## start Entries shown

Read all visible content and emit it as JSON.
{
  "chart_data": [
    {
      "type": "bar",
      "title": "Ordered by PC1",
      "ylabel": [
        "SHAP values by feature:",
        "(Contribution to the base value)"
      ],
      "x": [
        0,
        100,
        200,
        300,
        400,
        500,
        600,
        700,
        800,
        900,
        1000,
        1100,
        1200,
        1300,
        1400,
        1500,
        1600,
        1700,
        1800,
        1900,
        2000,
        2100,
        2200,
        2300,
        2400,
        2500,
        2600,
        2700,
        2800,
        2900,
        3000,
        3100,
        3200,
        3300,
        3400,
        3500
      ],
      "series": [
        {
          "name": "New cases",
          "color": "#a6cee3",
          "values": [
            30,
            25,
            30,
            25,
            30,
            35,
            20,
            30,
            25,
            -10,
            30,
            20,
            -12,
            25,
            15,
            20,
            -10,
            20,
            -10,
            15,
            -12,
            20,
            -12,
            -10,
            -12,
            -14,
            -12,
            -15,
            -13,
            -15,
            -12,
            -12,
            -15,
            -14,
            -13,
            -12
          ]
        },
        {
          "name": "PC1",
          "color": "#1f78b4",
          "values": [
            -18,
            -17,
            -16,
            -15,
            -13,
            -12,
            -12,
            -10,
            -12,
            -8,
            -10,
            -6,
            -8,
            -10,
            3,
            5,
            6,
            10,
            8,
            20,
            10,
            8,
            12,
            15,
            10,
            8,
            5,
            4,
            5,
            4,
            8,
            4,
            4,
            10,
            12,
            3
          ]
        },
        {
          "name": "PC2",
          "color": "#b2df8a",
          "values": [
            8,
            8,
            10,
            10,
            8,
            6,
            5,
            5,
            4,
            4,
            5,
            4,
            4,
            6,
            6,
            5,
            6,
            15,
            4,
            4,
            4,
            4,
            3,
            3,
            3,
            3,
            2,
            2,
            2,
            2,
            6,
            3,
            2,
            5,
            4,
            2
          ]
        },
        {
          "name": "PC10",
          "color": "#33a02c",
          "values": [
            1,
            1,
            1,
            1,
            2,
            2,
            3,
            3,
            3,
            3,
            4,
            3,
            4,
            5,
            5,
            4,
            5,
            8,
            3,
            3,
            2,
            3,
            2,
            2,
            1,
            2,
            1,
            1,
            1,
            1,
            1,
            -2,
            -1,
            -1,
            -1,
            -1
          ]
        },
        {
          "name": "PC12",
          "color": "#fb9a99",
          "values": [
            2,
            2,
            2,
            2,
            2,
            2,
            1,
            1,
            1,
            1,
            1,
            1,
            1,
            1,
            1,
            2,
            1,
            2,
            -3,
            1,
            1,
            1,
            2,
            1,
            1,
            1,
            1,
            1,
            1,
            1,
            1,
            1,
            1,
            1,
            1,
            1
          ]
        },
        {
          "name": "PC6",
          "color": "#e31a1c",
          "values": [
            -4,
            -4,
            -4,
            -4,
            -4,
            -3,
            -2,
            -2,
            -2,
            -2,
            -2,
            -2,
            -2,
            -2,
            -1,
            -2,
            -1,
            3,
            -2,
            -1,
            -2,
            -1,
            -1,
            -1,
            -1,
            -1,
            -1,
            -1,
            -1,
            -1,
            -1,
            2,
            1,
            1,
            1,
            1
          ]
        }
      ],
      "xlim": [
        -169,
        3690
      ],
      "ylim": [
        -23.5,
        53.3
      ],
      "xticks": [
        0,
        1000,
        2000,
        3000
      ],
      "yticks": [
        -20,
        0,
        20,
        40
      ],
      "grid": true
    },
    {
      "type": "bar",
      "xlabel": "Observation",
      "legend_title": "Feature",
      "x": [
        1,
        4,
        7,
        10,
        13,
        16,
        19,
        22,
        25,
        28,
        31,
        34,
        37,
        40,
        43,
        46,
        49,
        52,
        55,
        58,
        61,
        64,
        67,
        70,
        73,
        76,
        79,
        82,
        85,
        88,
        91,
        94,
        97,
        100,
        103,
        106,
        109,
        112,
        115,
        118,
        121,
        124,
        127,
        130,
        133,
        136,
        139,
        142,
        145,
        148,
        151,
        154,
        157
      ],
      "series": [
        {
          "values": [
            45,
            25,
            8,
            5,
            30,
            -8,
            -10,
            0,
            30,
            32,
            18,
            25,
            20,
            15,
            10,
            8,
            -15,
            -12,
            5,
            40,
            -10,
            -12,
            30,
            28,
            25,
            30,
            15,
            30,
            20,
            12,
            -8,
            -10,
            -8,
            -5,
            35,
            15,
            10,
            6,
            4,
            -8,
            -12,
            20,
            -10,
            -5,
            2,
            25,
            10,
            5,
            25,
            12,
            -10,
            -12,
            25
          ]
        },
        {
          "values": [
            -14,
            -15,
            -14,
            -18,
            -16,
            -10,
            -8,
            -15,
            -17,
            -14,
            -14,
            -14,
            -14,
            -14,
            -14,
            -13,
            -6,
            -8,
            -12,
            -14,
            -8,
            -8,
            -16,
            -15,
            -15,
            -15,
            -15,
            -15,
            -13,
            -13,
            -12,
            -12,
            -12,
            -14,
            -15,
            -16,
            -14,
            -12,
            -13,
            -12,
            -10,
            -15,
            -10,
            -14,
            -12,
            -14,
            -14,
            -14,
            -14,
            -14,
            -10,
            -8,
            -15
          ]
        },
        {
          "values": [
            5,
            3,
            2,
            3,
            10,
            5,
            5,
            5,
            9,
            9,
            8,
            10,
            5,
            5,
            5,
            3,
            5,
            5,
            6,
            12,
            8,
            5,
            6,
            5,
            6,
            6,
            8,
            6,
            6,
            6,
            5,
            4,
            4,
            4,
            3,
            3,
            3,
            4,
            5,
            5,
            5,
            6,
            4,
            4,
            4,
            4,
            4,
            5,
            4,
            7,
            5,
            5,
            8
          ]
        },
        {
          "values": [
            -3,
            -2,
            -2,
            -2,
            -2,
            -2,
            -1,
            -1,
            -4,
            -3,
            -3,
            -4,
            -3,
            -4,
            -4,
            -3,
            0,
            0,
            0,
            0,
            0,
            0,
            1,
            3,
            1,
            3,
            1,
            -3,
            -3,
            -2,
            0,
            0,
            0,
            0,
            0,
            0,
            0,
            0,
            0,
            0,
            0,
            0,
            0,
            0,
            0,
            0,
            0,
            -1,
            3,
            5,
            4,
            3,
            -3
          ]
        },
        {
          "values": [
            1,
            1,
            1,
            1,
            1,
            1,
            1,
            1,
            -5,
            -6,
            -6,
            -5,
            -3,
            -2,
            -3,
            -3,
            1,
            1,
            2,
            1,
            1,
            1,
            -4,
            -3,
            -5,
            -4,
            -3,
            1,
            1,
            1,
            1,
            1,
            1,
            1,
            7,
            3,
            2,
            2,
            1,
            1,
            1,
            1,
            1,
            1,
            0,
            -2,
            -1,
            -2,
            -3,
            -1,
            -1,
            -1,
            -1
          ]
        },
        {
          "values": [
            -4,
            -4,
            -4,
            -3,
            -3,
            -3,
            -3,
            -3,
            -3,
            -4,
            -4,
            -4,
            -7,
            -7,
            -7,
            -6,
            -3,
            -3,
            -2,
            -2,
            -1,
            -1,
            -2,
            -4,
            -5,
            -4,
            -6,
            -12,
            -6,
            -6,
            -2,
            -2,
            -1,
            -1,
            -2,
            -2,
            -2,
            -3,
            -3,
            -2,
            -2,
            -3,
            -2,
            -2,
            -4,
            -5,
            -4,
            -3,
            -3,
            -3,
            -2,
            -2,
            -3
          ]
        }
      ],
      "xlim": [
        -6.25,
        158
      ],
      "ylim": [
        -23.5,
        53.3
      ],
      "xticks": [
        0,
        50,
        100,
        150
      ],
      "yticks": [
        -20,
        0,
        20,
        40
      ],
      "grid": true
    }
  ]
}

## end Entries shown

* Written instruction *
Copy every record exactly as presented.

* Full solution *
Read all visible content and emit it as JSON.
{
  "chart_data": [
    {
      "type": "bar",
      "title": "Ordered by PC1",
      "ylabel": [
        "SHAP values by feature:",
        "(Contribution to the base value)"
      ],
      "x": [
        0,
        100,
        200,
        300,
        400,
        500,
        600,
        700,
        800,
        900,
        1000,
        1100,
        1200,
        1300,
        1400,
        1500,
        1600,
        1700,
        1800,
        1900,
        2000,
        2100,
        2200,
        2300,
        2400,
        2500,
        2600,
        2700,
        2800,
        2900,
        3000,
        3100,
        3200,
        3300,
        3400,
        3500
      ],
      "series": [
        {
          "name": "New cases",
          "color": "#a6cee3",
          "values": [
            30,
            25,
            30,
            25,
            30,
            35,
            20,
            30,
            25,
            -10,
            30,
            20,
            -12,
            25,
            15,
            20,
            -10,
            20,
            -10,
            15,
            -12,
            20,
            -12,
            -10,
            -12,
            -14,
            -12,
            -15,
            -13,
            -15,
            -12,
            -12,
            -15,
            -14,
            -13,
            -12
          ]
        },
        {
          "name": "PC1",
          "color": "#1f78b4",
          "values": [
            -18,
            -17,
            -16,
            -15,
            -13,
            -12,
            -12,
            -10,
            -12,
            -8,
            -10,
            -6,
            -8,
            -10,
            3,
            5,
            6,
            10,
            8,
            20,
            10,
            8,
            12,
            15,
            10,
            8,
            5,
            4,
            5,
            4,
            8,
            4,
            4,
            10,
            12,
            3
          ]
        },
        {
          "name": "PC2",
          "color": "#b2df8a",
          "values": [
            8,
            8,
            10,
            10,
            8,
            6,
            5,
            5,
            4,
            4,
            5,
            4,
            4,
            6,
            6,
            5,
            6,
            15,
            4,
            4,
            4,
            4,
            3,
            3,
            3,
            3,
            2,
            2,
            2,
            2,
            6,
            3,
            2,
            5,
            4,
            2
          ]
        },
        {
          "name": "PC10",
          "color": "#33a02c",
          "values": [
            1,
            1,
            1,
            1,
            2,
            2,
            3,
            3,
            3,
            3,
            4,
            3,
            4,
            5,
            5,
            4,
            5,
            8,
            3,
            3,
            2,
            3,
            2,
            2,
            1,
            2,
            1,
            1,
            1,
            1,
            1,
            -2,
            -1,
            -1,
            -1,
            -1
          ]
        },
        {
          "name": "PC12",
          "color": "#fb9a99",
          "values": [
            2,
            2,
            2,
            2,
            2,
            2,
            1,
            1,
            1,
            1,
            1,
            1,
            1,
            1,
            1,
            2,
            1,
            2,
            -3,
            1,
            1,
            1,
            2,
            1,
            1,
            1,
            1,
            1,
            1,
            1,
            1,
            1,
            1,
            1,
            1,
            1
          ]
        },
        {
          "name": "PC6",
          "color": "#e31a1c",
          "values": [
            -4,
            -4,
            -4,
            -4,
            -4,
            -3,
            -2,
            -2,
            -2,
            -2,
            -2,
            -2,
            -2,
            -2,
            -1,
            -2,
            -1,
            3,
            -2,
            -1,
            -2,
            -1,
            -1,
            -1,
            -1,
            -1,
            -1,
            -1,
            -1,
            -1,
            -1,
            2,
            1,
            1,
            1,
            1
          ]
        }
      ],
      "xlim": [
        -169,
        3690
      ],
      "ylim": [
        -23.5,
        53.3
      ],
      "xticks": [
        0,
        1000,
        2000,
        3000
      ],
      "yticks": [
        -20,
        0,
        20,
        40
      ],
      "grid": true
    },
    {
      "type": "bar",
      "xlabel": "Observation",
      "legend_title": "Feature",
      "x": [
        1,
        4,
        7,
        10,
        13,
        16,
        19,
        22,
        25,
        28,
        31,
        34,
        37,
        40,
        43,
        46,
        49,
        52,
        55,
        58,
        61,
        64,
        67,
        70,
        73,
        76,
        79,
        82,
        85,
        88,
        91,
        94,
        97,
        100,
        103,
        106,
        109,
        112,
        115,
        118,
        121,
        124,
        127,
        130,
        133,
        136,
        139,
        142,
        145,
        148,
        151,
        154,
        157
      ],
      "series": [
        {
          "values": [
            45,
            25,
            8,
            5,
            30,
            -8,
            -10,
            0,
            30,
            32,
            18,
            25,
            20,
            15,
            10,
            8,
            -15,
            -12,
            5,
            40,
            -10,
            -12,
            30,
            28,
            25,
            30,
            15,
            30,
            20,
            12,
            -8,
            -10,
            -8,
            -5,
            35,
            15,
            10,
            6,
            4,
            -8,
            -12,
            20,
            -10,
            -5,
            2,
            25,
            10,
            5,
            25,
            12,
            -10,
            -12,
            25
          ]
        },
        {
          "values": [
            -14,
            -15,
            -14,
            -18,
            -16,
            -10,
            -8,
            -15,
            -17,
            -14,
            -14,
            -14,
            -14,
            -14,
            -14,
            -13,
            -6,
            -8,
            -12,
            -14,
            -8,
            -8,
            -16,
            -15,
            -15,
            -15,
            -15,
            -15,
            -13,
            -13,
            -12,
            -12,
            -12,
            -14,
            -15,
            -16,
            -14,
            -12,
            -13,
            -12,
            -10,
            -15,
            -10,
            -14,
            -12,
            -14,
            -14,
            -14,
            -14,
            -14,
            -10,
            -8,
            -15
          ]
        },
        {
          "values": [
            5,
            3,
            2,
            3,
            10,
            5,
            5,
            5,
            9,
            9,
            8,
            10,
            5,
            5,
            5,
            3,
            5,
            5,
            6,
            12,
            8,
            5,
            6,
            5,
            6,
            6,
            8,
            6,
            6,
            6,
            5,
            4,
            4,
            4,
            3,
            3,
            3,
            4,
            5,
            5,
            5,
            6,
            4,
            4,
            4,
            4,
            4,
            5,
            4,
            7,
            5,
            5,
            8
          ]
        },
        {
          "values": [
            -3,
            -2,
            -2,
            -2,
            -2,
            -2,
            -1,
            -1,
            -4,
            -3,
            -3,
            -4,
            -3,
            -4,
            -4,
            -3,
            0,
            0,
            0,
            0,
            0,
            0,
            1,
            3,
            1,
            3,
            1,
            -3,
            -3,
            -2,
            0,
            0,
            0,
            0,
            0,
            0,
            0,
            0,
            0,
            0,
            0,
            0,
            0,
            0,
            0,
            0,
            0,
            -1,
            3,
            5,
            4,
            3,
            -3
          ]
        },
        {
          "values": [
            1,
            1,
            1,
            1,
            1,
            1,
            1,
            1,
            -5,
            -6,
            -6,
            -5,
            -3,
            -2,
            -3,
            -3,
            1,
            1,
            2,
            1,
            1,
            1,
            -4,
            -3,
            -5,
            -4,
            -3,
            1,
            1,
            1,
            1,
            1,
            1,
            1,
            7,
            3,
            2,
            2,
            1,
            1,
            1,
            1,
            1,
            1,
            0,
            -2,
            -1,
            -2,
            -3,
            -1,
            -1,
            -1,
            -1
          ]
        },
        {
          "values": [
            -4,
            -4,
            -4,
            -3,
            -3,
            -3,
            -3,
            -3,
            -3,
            -4,
            -4,
            -4,
            -7,
            -7,
            -7,
            -6,
            -3,
            -3,
            -2,
            -2,
            -1,
            -1,
            -2,
            -4,
            -5,
            -4,
            -6,
            -12,
            -6,
            -6,
            -2,
            -2,
            -1,
            -1,
            -2,
            -2,
            -2,
            -3,
            -3,
            -2,
            -2,
            -3,
            -2,
            -2,
            -4,
            -5,
            -4,
            -3,
            -3,
            -3,
            -2,
            -2,
            -3
          ]
        }
      ],
      "xlim": [
        -6.25,
        158
      ],
      "ylim": [
        -23.5,
        53.3
      ],
      "xticks": [
        0,
        50,
        100,
        150
      ],
      "yticks": [
        -20,
        0,
        20,
        40
      ],
      "grid": true
    }
  ]
}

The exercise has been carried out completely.